Records from a data collection
────────
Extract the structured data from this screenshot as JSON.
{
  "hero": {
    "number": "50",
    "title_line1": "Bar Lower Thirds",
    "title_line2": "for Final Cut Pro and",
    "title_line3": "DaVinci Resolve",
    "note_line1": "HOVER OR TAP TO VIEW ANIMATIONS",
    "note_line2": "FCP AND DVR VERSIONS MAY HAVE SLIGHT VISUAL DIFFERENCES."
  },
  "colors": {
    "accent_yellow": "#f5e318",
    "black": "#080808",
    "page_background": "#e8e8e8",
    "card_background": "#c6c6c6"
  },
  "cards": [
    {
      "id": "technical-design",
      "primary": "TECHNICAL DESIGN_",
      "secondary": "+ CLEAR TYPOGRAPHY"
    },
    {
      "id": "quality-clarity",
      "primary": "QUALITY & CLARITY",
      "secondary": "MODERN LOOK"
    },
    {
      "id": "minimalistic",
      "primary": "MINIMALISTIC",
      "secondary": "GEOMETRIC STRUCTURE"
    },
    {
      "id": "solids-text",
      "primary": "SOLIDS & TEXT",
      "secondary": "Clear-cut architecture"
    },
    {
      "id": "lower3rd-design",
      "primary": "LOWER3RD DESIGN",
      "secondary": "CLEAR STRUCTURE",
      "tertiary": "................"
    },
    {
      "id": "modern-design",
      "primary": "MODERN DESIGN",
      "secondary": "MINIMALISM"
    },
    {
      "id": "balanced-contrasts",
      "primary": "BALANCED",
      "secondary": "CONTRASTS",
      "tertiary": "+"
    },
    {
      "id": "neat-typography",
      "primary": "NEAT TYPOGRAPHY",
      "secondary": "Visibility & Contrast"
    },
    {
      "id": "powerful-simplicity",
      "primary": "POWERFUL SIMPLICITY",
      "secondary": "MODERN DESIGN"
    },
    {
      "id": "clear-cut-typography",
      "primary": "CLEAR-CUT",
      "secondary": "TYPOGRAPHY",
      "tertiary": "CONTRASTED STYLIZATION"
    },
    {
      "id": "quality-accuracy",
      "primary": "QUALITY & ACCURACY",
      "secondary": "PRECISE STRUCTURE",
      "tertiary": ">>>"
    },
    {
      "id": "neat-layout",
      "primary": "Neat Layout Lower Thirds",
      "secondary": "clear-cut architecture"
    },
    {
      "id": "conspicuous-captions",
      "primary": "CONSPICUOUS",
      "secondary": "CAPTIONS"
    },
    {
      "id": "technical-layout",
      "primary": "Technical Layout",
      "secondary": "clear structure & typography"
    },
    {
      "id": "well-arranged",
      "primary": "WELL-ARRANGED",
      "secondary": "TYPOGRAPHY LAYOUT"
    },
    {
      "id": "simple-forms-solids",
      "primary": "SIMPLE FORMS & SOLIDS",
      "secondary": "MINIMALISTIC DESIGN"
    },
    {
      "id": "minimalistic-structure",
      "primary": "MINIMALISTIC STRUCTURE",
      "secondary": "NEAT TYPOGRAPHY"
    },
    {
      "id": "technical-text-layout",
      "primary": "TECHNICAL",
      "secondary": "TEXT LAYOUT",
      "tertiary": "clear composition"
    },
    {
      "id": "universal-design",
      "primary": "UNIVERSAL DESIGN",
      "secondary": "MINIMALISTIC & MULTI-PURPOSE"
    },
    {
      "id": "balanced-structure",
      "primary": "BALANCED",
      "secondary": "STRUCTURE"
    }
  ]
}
────────
#### Directions:
Restate the data above exactly, keeping each word as it stands.

#### Response:
Extract the structured data from this screenshot as JSON.
{
  "hero": {
    "number": "50",
    "title_line1": "Bar Lower Thirds",
    "title_line2": "for Final Cut Pro and",
    "title_line3": "DaVinci Resolve",
    "note_line1": "HOVER OR TAP TO VIEW ANIMATIONS",
    "note_line2": "FCP AND DVR VERSIONS MAY HAVE SLIGHT VISUAL DIFFERENCES."
  },
  "colors": {
    "accent_yellow": "#f5e318",
    "black": "#080808",
    "page_background": "#e8e8e8",
    "card_background": "#c6c6c6"
  },
  "cards": [
    {
      "id": "technical-design",
      "primary": "TECHNICAL DESIGN_",
      "secondary": "+ CLEAR TYPOGRAPHY"
    },
    {
      "id": "quality-clarity",
      "primary": "QUALITY & CLARITY",
      "secondary": "MODERN LOOK"
    },
    {
      "id": "minimalistic",
      "primary": "MINIMALISTIC",
      "secondary": "GEOMETRIC STRUCTURE"
    },
    {
      "id": "solids-text",
      "primary": "SOLIDS & TEXT",
      "secondary": "Clear-cut architecture"
    },
    {
      "id": "lower3rd-design",
      "primary": "LOWER3RD DESIGN",
      "secondary": "CLEAR STRUCTURE",
      "tertiary": "................"
    },
    {
      "id": "modern-design",
      "primary": "MODERN DESIGN",
      "secondary": "MINIMALISM"
    },
    {
      "id": "balanced-contrasts",
      "primary": "BALANCED",
      "secondary": "CONTRASTS",
      "tertiary": "+"
    },
    {
      "id": "neat-typography",
      "primary": "NEAT TYPOGRAPHY",
      "secondary": "Visibility & Contrast"
    },
    {
      "id": "powerful-simplicity",
      "primary": "POWERFUL SIMPLICITY",
      "secondary": "MODERN DESIGN"
    },
    {
      "id": "clear-cut-typography",
      "primary": "CLEAR-CUT",
      "secondary": "TYPOGRAPHY",
      "tertiary": "CONTRASTED STYLIZATION"
    },
    {
      "id": "quality-accuracy",
      "primary": "QUALITY & ACCURACY",
      "secondary": "PRECISE STRUCTURE",
      "tertiary": ">>>"
    },
    {
      "id": "neat-layout",
      "primary": "Neat Layout Lower Thirds",
      "secondary": "clear-cut architecture"
    },
    {
      "id": "conspicuous-captions",
      "primary": "CONSPICUOUS",
      "secondary": "CAPTIONS"
    },
    {
      "id": "technical-layout",
      "primary": "Technical Layout",
      "secondary": "clear structure & typography"
    },
    {
      "id": "well-arranged",
      "primary": "WELL-ARRANGED",
      "secondary": "TYPOGRAPHY LAYOUT"
    },
    {
      "id": "simple-forms-solids",
      "primary": "SIMPLE FORMS & SOLIDS",
      "secondary": "MINIMALISTIC DESIGN"
    },
    {
      "id": "minimalistic-structure",
      "primary": "MINIMALISTIC STRUCTURE",
      "secondary": "NEAT TYPOGRAPHY"
    },
    {
      "id": "technical-text-layout",
      "primary": "TECHNICAL",
      "secondary": "TEXT LAYOUT",
      "tertiary": "clear composition"
    },
    {
      "id": "universal-design",
      "primary": "UNIVERSAL DESIGN",
      "secondary": "MINIMALISTIC & MULTI-PURPOSE"
    },
    {
      "id": "balanced-structure",
      "primary": "BALANCED",
      "secondary": "STRUCTURE"
    }
  ]
}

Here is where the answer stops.